Reproduce all of the data exactly, with no line skipped.

(Collected data)
★ ★ ★ ★ ★

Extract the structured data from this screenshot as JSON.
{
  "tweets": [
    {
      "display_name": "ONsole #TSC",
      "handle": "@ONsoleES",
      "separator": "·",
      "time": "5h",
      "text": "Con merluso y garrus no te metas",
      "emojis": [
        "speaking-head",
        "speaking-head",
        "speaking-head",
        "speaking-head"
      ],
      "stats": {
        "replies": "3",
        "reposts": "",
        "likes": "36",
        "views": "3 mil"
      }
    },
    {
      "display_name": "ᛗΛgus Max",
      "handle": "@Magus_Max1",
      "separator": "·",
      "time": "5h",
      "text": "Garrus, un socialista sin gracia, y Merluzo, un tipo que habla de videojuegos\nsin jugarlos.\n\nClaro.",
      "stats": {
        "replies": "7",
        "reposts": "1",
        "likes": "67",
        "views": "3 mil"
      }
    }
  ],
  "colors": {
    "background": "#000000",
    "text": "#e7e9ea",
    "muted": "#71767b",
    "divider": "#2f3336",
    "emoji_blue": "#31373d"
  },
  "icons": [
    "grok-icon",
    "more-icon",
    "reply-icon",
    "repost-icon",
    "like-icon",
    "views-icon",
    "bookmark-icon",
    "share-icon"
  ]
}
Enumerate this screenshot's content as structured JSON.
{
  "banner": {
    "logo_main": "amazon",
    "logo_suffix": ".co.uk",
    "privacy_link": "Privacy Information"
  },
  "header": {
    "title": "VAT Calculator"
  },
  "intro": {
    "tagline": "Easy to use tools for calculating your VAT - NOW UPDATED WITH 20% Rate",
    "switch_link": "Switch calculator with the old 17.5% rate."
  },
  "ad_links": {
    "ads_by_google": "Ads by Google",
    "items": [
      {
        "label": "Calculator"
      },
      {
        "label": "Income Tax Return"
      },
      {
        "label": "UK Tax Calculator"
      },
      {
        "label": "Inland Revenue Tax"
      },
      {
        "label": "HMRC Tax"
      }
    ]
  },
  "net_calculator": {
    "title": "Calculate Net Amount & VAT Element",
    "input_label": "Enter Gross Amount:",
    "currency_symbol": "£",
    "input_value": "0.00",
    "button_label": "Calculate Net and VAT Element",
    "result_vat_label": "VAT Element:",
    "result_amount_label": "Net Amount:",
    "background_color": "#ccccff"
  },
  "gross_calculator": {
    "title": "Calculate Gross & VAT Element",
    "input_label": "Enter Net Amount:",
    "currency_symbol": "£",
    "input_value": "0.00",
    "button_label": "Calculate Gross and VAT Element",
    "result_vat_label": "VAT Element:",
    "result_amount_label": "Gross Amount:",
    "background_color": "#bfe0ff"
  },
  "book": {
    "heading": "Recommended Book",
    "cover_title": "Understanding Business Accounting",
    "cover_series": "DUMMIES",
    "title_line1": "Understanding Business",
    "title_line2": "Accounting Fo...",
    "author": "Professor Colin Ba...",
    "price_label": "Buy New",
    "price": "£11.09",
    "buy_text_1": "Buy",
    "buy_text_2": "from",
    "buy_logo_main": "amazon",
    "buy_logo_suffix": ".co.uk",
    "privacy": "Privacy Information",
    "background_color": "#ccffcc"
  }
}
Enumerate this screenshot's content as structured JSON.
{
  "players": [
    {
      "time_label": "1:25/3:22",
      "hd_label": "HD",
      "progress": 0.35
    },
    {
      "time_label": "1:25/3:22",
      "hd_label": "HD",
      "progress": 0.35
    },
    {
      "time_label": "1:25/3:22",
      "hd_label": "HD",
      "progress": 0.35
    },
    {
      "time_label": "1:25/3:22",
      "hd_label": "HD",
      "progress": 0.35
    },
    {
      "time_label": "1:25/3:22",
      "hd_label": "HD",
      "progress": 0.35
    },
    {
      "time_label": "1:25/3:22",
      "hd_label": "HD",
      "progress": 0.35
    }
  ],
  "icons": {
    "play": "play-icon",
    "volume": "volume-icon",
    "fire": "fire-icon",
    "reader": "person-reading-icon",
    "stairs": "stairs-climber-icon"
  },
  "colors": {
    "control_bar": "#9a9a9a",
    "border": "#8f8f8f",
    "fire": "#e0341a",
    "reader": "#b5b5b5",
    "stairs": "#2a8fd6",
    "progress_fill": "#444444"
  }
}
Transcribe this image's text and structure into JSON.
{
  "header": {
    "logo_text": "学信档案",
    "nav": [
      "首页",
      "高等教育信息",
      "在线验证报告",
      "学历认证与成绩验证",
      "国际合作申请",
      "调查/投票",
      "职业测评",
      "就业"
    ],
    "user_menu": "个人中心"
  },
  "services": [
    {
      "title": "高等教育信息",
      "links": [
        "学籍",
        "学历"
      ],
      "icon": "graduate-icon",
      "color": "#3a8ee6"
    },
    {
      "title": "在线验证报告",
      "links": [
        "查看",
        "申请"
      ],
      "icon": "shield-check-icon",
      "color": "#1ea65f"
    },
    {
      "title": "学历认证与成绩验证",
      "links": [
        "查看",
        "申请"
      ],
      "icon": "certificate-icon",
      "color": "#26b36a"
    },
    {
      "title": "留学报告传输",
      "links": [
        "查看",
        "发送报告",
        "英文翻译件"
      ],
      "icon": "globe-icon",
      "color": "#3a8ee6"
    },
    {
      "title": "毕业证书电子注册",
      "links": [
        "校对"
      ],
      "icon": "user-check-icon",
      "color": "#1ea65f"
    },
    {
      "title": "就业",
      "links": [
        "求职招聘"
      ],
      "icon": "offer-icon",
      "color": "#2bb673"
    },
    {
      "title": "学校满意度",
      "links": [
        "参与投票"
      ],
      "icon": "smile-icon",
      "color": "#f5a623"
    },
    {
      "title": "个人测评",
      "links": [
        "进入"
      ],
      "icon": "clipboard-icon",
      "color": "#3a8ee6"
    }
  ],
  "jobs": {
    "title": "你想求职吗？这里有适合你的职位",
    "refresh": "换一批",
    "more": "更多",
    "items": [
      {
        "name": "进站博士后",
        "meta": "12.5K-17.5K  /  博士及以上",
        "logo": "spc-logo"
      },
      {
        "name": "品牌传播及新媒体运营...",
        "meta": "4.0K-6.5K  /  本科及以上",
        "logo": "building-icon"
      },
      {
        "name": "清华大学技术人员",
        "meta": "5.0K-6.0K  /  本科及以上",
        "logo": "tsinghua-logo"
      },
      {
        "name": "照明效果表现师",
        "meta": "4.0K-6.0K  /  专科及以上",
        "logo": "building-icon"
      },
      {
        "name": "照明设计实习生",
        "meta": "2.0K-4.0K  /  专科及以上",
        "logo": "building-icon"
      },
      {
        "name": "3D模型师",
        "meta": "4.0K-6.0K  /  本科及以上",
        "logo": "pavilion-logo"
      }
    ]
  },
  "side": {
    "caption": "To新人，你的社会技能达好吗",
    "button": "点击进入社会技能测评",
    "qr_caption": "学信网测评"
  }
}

★ ★ ★ ★ ★

• PROBLEM SOLUTION:
Extract the structured data from this screenshot as JSON.
{
  "tweets": [
    {
      "display_name": "ONsole #TSC",
      "handle": "@ONsoleES",
      "separator": "·",
      "time": "5h",
      "text": "Con merluso y garrus no te metas",
      "emojis": [
        "speaking-head",
        "speaking-head",
        "speaking-head",
        "speaking-head"
      ],
      "stats": {
        "replies": "3",
        "reposts": "",
        "likes": "36",
        "views": "3 mil"
      }
    },
    {
      "display_name": "ᛗΛgus Max",
      "handle": "@Magus_Max1",
      "separator": "·",
      "time": "5h",
      "text": "Garrus, un socialista sin gracia, y Merluzo, un tipo que habla de videojuegos\nsin jugarlos.\n\nClaro.",
      "stats": {
        "replies": "7",
        "reposts": "1",
        "likes": "67",
        "views": "3 mil"
      }
    }
  ],
  "colors": {
    "background": "#000000",
    "text": "#e7e9ea",
    "muted": "#71767b",
    "divider": "#2f3336",
    "emoji_blue": "#31373d"
  },
  "icons": [
    "grok-icon",
    "more-icon",
    "reply-icon",
    "repost-icon",
    "like-icon",
    "views-icon",
    "bookmark-icon",
    "share-icon"
  ]
}
Enumerate this screenshot's content as structured JSON.
{
  "banner": {
    "logo_main": "amazon",
    "logo_suffix": ".co.uk",
    "privacy_link": "Privacy Information"
  },
  "header": {
    "title": "VAT Calculator"
  },
  "intro": {
    "tagline": "Easy to use tools for calculating your VAT - NOW UPDATED WITH 20% Rate",
    "switch_link": "Switch calculator with the old 17.5% rate."
  },
  "ad_links": {
    "ads_by_google": "Ads by Google",
    "items": [
      {
        "label": "Calculator"
      },
      {
        "label": "Income Tax Return"
      },
      {
        "label": "UK Tax Calculator"
      },
      {
        "label": "Inland Revenue Tax"
      },
      {
        "label": "HMRC Tax"
      }
    ]
  },
  "net_calculator": {
    "title": "Calculate Net Amount & VAT Element",
    "input_label": "Enter Gross Amount:",
    "currency_symbol": "£",
    "input_value": "0.00",
    "button_label": "Calculate Net and VAT Element",
    "result_vat_label": "VAT Element:",
    "result_amount_label": "Net Amount:",
    "background_color": "#ccccff"
  },
  "gross_calculator": {
    "title": "Calculate Gross & VAT Element",
    "input_label": "Enter Net Amount:",
    "currency_symbol": "£",
    "input_value": "0.00",
    "button_label": "Calculate Gross and VAT Element",
    "result_vat_label": "VAT Element:",
    "result_amount_label": "Gross Amount:",
    "background_color": "#bfe0ff"
  },
  "book": {
    "heading": "Recommended Book",
    "cover_title": "Understanding Business Accounting",
    "cover_series": "DUMMIES",
    "title_line1": "Understanding Business",
    "title_line2": "Accounting Fo...",
    "author": "Professor Colin Ba...",
    "price_label": "Buy New",
    "price": "£11.09",
    "buy_text_1": "Buy",
    "buy_text_2": "from",
    "buy_logo_main": "amazon",
    "buy_logo_suffix": ".co.uk",
    "privacy": "Privacy Information",
    "background_color": "#ccffcc"
  }
}
Enumerate this screenshot's content as structured JSON.
{
  "players": [
    {
      "time_label": "1:25/3:22",
      "hd_label": "HD",
      "progress": 0.35
    },
    {
      "time_label": "1:25/3:22",
      "hd_label": "HD",
      "progress": 0.35
    },
    {
      "time_label": "1:25/3:22",
      "hd_label": "HD",
      "progress": 0.35
    },
    {
      "time_label": "1:25/3:22",
      "hd_label": "HD",
      "progress": 0.35
    },
    {
      "time_label": "1:25/3:22",
      "hd_label": "HD",
      "progress": 0.35
    },
    {
      "time_label": "1:25/3:22",
      "hd_label": "HD",
      "progress": 0.35
    }
  ],
  "icons": {
    "play": "play-icon",
    "volume": "volume-icon",
    "fire": "fire-icon",
    "reader": "person-reading-icon",
    "stairs": "stairs-climber-icon"
  },
  "colors": {
    "control_bar": "#9a9a9a",
    "border": "#8f8f8f",
    "fire": "#e0341a",
    "reader": "#b5b5b5",
    "stairs": "#2a8fd6",
    "progress_fill": "#444444"
  }
}
Transcribe this image's text and structure into JSON.
{
  "header": {
    "logo_text": "学信档案",
    "nav": [
      "首页",
      "高等教育信息",
      "在线验证报告",
      "学历认证与成绩验证",
      "国际合作申请",
      "调查/投票",
      "职业测评",
      "就业"
    ],
    "user_menu": "个人中心"
  },
  "services": [
    {
      "title": "高等教育信息",
      "links": [
        "学籍",
        "学历"
      ],
      "icon": "graduate-icon",
      "color": "#3a8ee6"
    },
    {
      "title": "在线验证报告",
      "links": [
        "查看",
        "申请"
      ],
      "icon": "shield-check-icon",
      "color": "#1ea65f"
    },
    {
      "title": "学历认证与成绩验证",
      "links": [
        "查看",
        "申请"
      ],
      "icon": "certificate-icon",
      "color": "#26b36a"
    },
    {
      "title": "留学报告传输",
      "links": [
        "查看",
        "发送报告",
        "英文翻译件"
      ],
      "icon": "globe-icon",
      "color": "#3a8ee6"
    },
    {
      "title": "毕业证书电子注册",
      "links": [
        "校对"
      ],
      "icon": "user-check-icon",
      "color": "#1ea65f"
    },
    {
      "title": "就业",
      "links": [
        "求职招聘"
      ],
      "icon": "offer-icon",
      "color": "#2bb673"
    },
    {
      "title": "学校满意度",
      "links": [
        "参与投票"
      ],
      "icon": "smile-icon",
      "color": "#f5a623"
    },
    {
      "title": "个人测评",
      "links": [
        "进入"
      ],
      "icon": "clipboard-icon",
      "color": "#3a8ee6"
    }
  ],
  "jobs": {
    "title": "你想求职吗？这里有适合你的职位",
    "refresh": "换一批",
    "more": "更多",
    "items": [
      {
        "name": "进站博士后",
        "meta": "12.5K-17.5K  /  博士及以上",
        "logo": "spc-logo"
      },
      {
        "name": "品牌传播及新媒体运营...",
        "meta": "4.0K-6.5K  /  本科及以上",
        "logo": "building-icon"
      },
      {
        "name": "清华大学技术人员",
        "meta": "5.0K-6.0K  /  本科及以上",
        "logo": "tsinghua-logo"
      },
      {
        "name": "照明效果表现师",
        "meta": "4.0K-6.0K  /  专科及以上",
        "logo": "building-icon"
      },
      {
        "name": "照明设计实习生",
        "meta": "2.0K-4.0K  /  专科及以上",
        "logo": "building-icon"
      },
      {
        "name": "3D模型师",
        "meta": "4.0K-6.0K  /  本科及以上",
        "logo": "pavilion-logo"
      }
    ]
  },
  "side": {
    "caption": "To新人，你的社会技能达好吗",
    "button": "点击进入社会技能测评",
    "qr_caption": "学信网测评"
  }
}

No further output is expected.